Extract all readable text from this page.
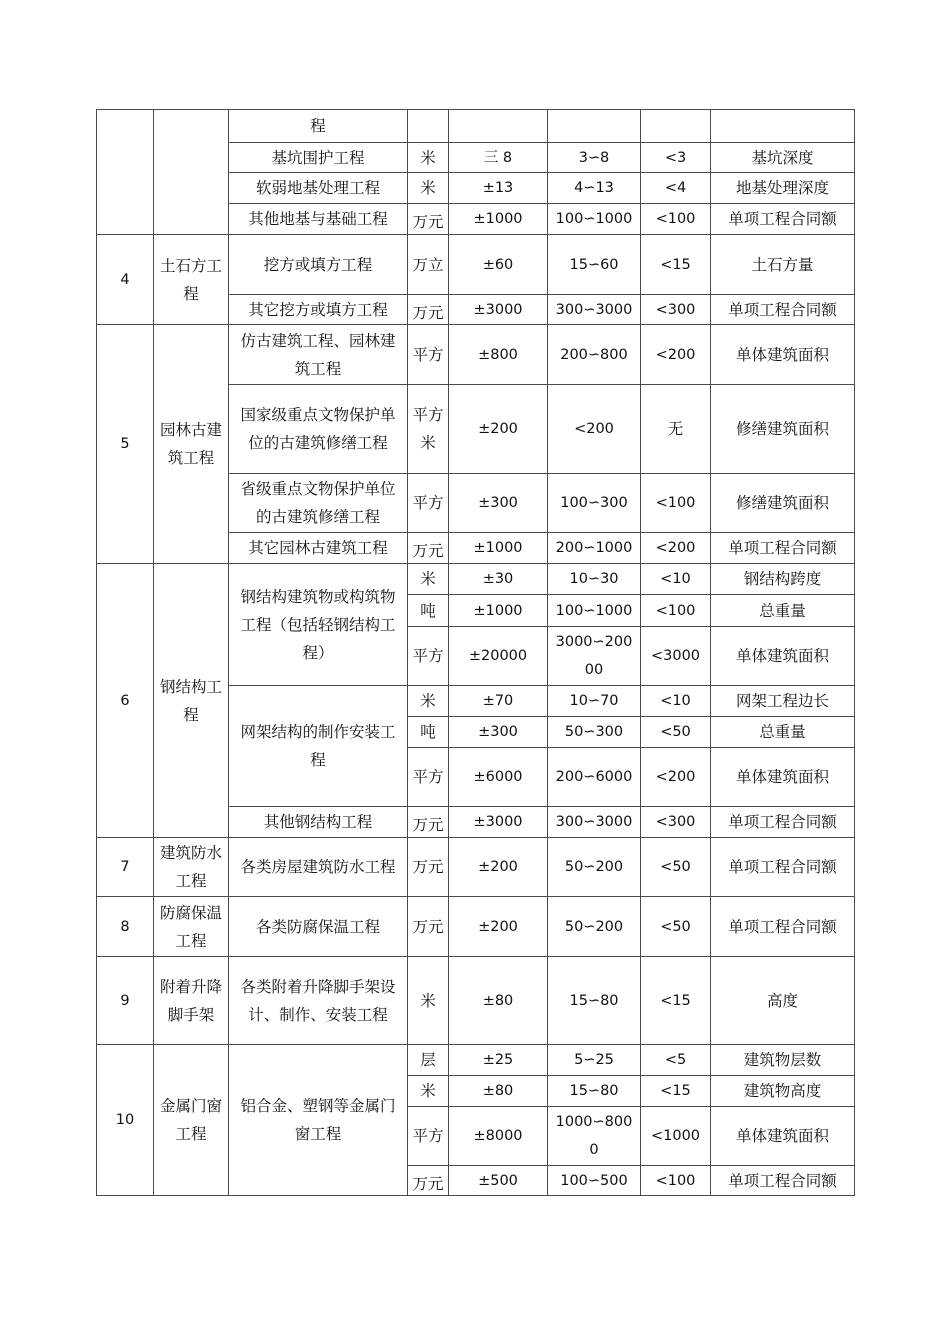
		程					
		基坑围护工程	米	三 8	3∽8	<3	基坑深度
		软弱地基处理工程	米	±13	4∽13	<4	地基处理深度
		其他地基与基础工程	万元	±1000	100∽1000	<100	单项工程合同额
4	土石方工程	挖方或填方工程	万立	±60	15∽60	<15	土石方量
		其它挖方或填方工程	万元	±3000	300∽3000	<300	单项工程合同额
5	园林古建筑工程	仿古建筑工程、园林建筑工程	平方	±800	200∽800	<200	单体建筑面积
		国家级重点文物保护单位的古建筑修缮工程	平方米	±200	<200	无	修缮建筑面积
		省级重点文物保护单位的古建筑修缮工程	平方	±300	100∽300	<100	修缮建筑面积
		其它园林古建筑工程	万元	±1000	200∽1000	<200	单项工程合同额
6	钢结构工程	钢结构建筑物或构筑物工程（包括轻钢结构工程）	米	±30	10∽30	<10	钢结构跨度
			吨	±1000	100∽1000	<100	总重量
			平方	±20000	3000∽20000	<3000	单体建筑面积
		网架结构的制作安装工程	米	±70	10∽70	<10	网架工程边长
			吨	±300	50∽300	<50	总重量
			平方	±6000	200∽6000	<200	单体建筑面积
		其他钢结构工程	万元	±3000	300∽3000	<300	单项工程合同额
7	建筑防水工程	各类房屋建筑防水工程	万元	±200	50∽200	<50	单项工程合同额
8	防腐保温工程	各类防腐保温工程	万元	±200	50∽200	<50	单项工程合同额
9	附着升降脚手架	各类附着升降脚手架设计、制作、安装工程	米	±80	15∽80	<15	高度
10	金属门窗工程	铝合金、塑钢等金属门窗工程	层	±25	5∽25	<5	建筑物层数
			米	±80	15∽80	<15	建筑物高度
			平方	±8000	1000∽8000	<1000	单体建筑面积

			万元	±500	100∽500	<100	单项工程合同额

* * * * * * *

#### STATED PROBLEM:
Reproduce the listing above exactly, excluding all pictures.

#### RESPONSE BELOW:
Extract all readable text from this page.
		程					
		基坑围护工程	米	三 8	3∽8	<3	基坑深度
		软弱地基处理工程	米	±13	4∽13	<4	地基处理深度
		其他地基与基础工程	万元	±1000	100∽1000	<100	单项工程合同额
4	土石方工程	挖方或填方工程	万立	±60	15∽60	<15	土石方量
		其它挖方或填方工程	万元	±3000	300∽3000	<300	单项工程合同额
5	园林古建筑工程	仿古建筑工程、园林建筑工程	平方	±800	200∽800	<200	单体建筑面积
		国家级重点文物保护单位的古建筑修缮工程	平方米	±200	<200	无	修缮建筑面积
		省级重点文物保护单位的古建筑修缮工程	平方	±300	100∽300	<100	修缮建筑面积
		其它园林古建筑工程	万元	±1000	200∽1000	<200	单项工程合同额
6	钢结构工程	钢结构建筑物或构筑物工程（包括轻钢结构工程）	米	±30	10∽30	<10	钢结构跨度
			吨	±1000	100∽1000	<100	总重量
			平方	±20000	3000∽20000	<3000	单体建筑面积
		网架结构的制作安装工程	米	±70	10∽70	<10	网架工程边长
			吨	±300	50∽300	<50	总重量
			平方	±6000	200∽6000	<200	单体建筑面积
		其他钢结构工程	万元	±3000	300∽3000	<300	单项工程合同额
7	建筑防水工程	各类房屋建筑防水工程	万元	±200	50∽200	<50	单项工程合同额
8	防腐保温工程	各类防腐保温工程	万元	±200	50∽200	<50	单项工程合同额
9	附着升降脚手架	各类附着升降脚手架设计、制作、安装工程	米	±80	15∽80	<15	高度
10	金属门窗工程	铝合金、塑钢等金属门窗工程	层	±25	5∽25	<5	建筑物层数
			米	±80	15∽80	<15	建筑物高度
			平方	±8000	1000∽8000	<1000	单体建筑面积

			万元	±500	100∽500	<100	单项工程合同额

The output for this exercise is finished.